Among the entries below, find the lines with "thumb" and copy them.

== == ==

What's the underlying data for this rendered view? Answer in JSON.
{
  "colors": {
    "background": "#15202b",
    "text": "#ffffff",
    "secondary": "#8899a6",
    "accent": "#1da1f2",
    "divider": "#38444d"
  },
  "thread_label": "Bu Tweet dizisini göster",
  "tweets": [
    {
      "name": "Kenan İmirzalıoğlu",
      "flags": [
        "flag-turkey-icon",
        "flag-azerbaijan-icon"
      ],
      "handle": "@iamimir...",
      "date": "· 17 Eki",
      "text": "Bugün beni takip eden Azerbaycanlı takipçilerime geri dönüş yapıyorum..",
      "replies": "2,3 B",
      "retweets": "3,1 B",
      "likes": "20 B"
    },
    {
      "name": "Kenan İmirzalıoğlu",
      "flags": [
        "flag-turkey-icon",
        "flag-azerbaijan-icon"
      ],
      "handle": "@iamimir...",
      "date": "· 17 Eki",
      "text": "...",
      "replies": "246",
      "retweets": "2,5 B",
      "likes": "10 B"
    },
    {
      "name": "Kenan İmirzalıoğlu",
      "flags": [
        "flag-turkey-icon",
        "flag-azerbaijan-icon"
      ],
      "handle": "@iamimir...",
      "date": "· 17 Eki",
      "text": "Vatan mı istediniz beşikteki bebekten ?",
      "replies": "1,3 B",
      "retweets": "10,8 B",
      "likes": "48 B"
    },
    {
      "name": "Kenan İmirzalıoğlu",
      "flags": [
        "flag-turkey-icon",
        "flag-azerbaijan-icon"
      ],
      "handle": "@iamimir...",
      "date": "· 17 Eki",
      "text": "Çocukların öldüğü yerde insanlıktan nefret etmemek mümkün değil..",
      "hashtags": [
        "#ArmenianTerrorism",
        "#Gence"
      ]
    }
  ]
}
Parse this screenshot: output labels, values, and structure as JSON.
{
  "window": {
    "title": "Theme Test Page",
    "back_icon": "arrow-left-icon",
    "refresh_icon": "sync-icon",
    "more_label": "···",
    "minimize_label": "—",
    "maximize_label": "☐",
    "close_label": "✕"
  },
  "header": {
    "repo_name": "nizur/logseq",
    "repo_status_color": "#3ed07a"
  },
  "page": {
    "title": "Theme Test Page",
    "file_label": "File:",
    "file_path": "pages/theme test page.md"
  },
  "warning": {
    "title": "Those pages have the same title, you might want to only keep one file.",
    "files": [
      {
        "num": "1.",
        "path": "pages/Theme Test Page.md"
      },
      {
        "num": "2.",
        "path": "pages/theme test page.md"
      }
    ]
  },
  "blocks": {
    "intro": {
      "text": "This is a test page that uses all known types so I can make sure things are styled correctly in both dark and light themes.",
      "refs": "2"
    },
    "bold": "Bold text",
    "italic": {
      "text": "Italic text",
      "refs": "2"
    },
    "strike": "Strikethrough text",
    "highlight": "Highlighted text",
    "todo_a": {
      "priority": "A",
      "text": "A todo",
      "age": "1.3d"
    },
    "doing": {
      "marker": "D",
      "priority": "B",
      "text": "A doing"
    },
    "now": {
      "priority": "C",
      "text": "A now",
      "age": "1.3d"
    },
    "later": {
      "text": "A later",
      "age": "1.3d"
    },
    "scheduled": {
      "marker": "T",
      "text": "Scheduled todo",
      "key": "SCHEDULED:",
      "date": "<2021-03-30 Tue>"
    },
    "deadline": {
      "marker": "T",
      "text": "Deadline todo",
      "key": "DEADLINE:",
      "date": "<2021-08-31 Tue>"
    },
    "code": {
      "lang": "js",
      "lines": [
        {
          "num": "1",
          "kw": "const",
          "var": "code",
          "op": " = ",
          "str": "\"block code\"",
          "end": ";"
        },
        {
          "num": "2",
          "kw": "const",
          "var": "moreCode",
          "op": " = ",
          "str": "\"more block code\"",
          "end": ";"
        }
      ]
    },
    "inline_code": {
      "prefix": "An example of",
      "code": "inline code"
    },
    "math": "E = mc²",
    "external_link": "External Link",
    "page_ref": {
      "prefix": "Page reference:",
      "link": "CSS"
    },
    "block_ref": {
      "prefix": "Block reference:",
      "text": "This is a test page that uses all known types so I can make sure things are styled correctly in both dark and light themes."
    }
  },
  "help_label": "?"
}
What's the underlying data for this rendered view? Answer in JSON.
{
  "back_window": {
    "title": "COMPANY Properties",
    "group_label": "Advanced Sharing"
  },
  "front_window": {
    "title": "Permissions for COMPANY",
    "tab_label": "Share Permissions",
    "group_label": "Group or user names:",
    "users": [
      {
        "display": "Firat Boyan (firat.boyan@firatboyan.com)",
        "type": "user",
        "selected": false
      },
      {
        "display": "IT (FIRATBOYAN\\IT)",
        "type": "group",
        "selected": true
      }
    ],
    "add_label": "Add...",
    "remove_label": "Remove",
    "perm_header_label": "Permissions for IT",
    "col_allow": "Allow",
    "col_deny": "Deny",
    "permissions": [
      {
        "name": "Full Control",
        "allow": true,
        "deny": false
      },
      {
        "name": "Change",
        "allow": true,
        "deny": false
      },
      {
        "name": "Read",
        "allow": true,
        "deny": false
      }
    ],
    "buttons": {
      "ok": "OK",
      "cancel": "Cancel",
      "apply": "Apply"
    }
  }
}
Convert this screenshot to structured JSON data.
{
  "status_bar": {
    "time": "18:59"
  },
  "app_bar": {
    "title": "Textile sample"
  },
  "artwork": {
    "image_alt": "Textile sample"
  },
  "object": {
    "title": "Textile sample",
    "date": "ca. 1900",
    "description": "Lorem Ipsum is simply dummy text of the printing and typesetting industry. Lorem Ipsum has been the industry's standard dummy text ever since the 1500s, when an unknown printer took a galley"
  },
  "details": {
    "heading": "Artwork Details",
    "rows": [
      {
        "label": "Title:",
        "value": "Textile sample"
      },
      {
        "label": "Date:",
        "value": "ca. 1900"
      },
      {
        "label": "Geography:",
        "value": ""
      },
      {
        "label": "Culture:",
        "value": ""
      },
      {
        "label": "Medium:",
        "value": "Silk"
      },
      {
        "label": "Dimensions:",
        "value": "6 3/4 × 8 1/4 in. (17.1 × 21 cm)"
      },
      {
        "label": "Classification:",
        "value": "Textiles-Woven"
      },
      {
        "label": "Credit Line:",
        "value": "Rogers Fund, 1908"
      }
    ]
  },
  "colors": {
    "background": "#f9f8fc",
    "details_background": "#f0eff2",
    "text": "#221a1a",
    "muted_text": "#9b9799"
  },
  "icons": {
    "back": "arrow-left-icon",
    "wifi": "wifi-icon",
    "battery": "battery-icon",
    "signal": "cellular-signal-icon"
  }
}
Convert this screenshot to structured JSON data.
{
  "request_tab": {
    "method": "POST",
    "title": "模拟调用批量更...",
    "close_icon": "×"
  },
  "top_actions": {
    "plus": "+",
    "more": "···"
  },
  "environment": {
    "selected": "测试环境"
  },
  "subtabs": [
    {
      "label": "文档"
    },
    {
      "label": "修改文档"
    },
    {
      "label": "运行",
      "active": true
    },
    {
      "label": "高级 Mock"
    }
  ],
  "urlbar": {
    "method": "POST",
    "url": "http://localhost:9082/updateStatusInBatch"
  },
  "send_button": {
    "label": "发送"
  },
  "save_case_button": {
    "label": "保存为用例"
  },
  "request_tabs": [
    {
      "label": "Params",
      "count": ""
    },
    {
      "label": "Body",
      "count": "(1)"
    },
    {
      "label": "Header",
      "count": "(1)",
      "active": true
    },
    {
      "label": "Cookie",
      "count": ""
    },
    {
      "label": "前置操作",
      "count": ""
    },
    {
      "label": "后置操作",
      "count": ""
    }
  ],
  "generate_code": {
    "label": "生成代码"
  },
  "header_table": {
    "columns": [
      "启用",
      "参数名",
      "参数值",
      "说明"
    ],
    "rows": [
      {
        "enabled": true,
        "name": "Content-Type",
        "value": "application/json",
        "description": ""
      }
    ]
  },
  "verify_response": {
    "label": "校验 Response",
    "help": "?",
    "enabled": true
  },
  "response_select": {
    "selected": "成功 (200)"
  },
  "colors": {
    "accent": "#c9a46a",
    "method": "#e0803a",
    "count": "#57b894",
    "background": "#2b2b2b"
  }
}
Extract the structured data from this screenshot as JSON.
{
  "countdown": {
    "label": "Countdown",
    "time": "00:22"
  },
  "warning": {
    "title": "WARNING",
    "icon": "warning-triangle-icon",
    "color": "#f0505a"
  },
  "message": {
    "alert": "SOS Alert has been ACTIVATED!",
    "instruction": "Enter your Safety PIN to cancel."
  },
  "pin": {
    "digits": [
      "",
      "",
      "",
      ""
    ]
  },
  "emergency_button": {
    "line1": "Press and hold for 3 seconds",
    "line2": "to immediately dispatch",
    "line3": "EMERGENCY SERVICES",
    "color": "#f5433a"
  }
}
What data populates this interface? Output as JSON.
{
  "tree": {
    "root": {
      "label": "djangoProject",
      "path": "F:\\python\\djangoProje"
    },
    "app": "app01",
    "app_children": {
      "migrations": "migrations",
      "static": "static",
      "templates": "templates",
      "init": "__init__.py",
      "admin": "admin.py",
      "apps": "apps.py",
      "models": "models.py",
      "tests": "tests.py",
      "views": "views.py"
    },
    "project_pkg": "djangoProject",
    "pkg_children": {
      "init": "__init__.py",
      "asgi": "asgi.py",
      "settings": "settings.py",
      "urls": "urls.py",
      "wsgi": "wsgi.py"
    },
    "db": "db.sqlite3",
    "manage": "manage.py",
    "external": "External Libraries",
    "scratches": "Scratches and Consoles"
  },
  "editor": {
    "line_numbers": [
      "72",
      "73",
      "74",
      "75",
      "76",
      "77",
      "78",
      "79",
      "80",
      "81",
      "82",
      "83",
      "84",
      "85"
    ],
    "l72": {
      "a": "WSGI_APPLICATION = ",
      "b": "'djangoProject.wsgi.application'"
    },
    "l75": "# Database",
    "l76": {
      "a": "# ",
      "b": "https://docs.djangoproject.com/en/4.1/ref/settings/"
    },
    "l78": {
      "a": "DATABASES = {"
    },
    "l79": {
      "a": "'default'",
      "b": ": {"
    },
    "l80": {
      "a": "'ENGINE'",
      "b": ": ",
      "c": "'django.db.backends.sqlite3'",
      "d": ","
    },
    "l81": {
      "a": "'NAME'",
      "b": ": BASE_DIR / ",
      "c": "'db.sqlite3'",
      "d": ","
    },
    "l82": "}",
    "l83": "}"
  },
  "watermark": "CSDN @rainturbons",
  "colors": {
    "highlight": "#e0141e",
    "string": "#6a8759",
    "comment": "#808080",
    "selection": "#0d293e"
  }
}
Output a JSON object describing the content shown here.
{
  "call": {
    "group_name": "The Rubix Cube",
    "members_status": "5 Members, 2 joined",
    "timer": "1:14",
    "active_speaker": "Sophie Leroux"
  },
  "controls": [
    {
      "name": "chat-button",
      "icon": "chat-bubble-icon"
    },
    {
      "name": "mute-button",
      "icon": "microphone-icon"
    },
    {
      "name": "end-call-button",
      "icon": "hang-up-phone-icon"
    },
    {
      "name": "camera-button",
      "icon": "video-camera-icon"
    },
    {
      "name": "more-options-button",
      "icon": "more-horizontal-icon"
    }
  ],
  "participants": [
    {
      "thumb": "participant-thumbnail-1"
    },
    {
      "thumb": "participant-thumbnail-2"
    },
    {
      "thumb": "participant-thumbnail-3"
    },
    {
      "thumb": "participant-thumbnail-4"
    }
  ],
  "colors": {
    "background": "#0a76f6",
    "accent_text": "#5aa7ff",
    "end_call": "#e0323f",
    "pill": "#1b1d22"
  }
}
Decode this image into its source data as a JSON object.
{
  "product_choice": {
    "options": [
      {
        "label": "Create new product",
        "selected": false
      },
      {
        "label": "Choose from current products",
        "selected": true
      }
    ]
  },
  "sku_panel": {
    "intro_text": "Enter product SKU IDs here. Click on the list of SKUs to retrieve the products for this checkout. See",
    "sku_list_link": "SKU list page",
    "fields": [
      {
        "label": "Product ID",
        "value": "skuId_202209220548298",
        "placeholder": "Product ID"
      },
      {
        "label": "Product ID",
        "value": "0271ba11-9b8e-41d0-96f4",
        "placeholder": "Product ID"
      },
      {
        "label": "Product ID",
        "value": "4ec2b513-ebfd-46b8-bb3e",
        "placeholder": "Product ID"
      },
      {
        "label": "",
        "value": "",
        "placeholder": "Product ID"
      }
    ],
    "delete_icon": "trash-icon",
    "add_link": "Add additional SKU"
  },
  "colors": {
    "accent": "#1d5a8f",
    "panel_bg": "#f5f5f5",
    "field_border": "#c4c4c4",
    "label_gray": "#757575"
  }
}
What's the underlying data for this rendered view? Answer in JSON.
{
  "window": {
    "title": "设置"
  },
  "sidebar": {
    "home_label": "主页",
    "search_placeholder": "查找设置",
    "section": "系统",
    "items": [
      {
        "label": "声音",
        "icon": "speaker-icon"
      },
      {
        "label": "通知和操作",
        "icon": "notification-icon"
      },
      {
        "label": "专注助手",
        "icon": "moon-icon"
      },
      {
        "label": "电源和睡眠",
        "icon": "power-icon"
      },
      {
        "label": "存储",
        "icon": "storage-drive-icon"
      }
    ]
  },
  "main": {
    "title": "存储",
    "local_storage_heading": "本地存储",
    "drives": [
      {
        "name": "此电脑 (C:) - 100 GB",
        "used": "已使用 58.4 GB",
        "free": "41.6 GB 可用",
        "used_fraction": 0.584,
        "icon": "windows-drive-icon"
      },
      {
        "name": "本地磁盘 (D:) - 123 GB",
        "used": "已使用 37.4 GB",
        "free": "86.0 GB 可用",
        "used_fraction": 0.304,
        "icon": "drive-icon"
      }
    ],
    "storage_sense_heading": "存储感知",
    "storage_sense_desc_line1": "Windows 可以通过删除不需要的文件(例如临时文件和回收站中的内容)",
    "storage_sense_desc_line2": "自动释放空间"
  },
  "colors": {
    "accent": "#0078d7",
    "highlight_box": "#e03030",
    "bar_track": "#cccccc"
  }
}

== == ==

• [Output]
      "thumb": "participant-thumbnail-1"
      "thumb": "participant-thumbnail-2"
      "thumb": "participant-thumbnail-3"
      "thumb": "participant-thumbnail-4"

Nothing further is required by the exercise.